## [What to work on]
Tell how many lines contain the word "padėti". Reply with the number only.

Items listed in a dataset

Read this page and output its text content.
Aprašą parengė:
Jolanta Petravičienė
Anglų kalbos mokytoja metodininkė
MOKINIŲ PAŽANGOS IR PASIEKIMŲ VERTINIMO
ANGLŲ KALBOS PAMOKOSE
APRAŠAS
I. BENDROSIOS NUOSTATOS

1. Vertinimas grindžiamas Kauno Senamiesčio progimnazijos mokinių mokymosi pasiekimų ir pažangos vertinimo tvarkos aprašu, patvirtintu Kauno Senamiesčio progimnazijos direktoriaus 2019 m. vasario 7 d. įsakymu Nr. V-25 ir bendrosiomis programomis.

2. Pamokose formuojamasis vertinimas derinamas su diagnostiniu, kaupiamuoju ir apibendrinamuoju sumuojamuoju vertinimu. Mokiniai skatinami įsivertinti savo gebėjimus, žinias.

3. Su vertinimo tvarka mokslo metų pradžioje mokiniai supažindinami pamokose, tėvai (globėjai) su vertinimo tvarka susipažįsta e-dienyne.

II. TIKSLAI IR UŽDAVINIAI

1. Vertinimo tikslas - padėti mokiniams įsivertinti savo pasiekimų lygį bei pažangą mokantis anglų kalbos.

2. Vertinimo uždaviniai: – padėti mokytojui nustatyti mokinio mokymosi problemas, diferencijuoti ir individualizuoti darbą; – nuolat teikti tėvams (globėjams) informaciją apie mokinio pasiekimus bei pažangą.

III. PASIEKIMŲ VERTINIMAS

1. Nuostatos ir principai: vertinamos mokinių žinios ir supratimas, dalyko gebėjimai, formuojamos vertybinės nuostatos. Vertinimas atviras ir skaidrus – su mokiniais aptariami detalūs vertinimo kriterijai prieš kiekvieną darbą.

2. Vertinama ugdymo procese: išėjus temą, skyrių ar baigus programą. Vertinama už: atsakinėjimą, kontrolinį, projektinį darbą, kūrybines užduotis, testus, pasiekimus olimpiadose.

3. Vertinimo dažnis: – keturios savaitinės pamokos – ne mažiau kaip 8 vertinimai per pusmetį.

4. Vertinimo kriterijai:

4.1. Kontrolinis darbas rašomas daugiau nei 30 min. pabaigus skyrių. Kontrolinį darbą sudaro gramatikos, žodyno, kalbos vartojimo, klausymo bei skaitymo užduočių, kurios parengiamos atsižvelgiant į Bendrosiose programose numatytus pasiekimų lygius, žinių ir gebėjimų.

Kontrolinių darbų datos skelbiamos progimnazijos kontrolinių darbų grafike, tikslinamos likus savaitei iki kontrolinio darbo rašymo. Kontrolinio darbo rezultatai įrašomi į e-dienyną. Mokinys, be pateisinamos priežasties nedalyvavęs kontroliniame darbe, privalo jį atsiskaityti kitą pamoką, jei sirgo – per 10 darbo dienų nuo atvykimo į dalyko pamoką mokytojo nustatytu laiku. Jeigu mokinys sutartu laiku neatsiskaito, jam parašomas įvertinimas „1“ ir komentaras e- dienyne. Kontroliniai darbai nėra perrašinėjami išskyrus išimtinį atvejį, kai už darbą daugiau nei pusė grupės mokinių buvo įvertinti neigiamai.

## [Exercise solution]
2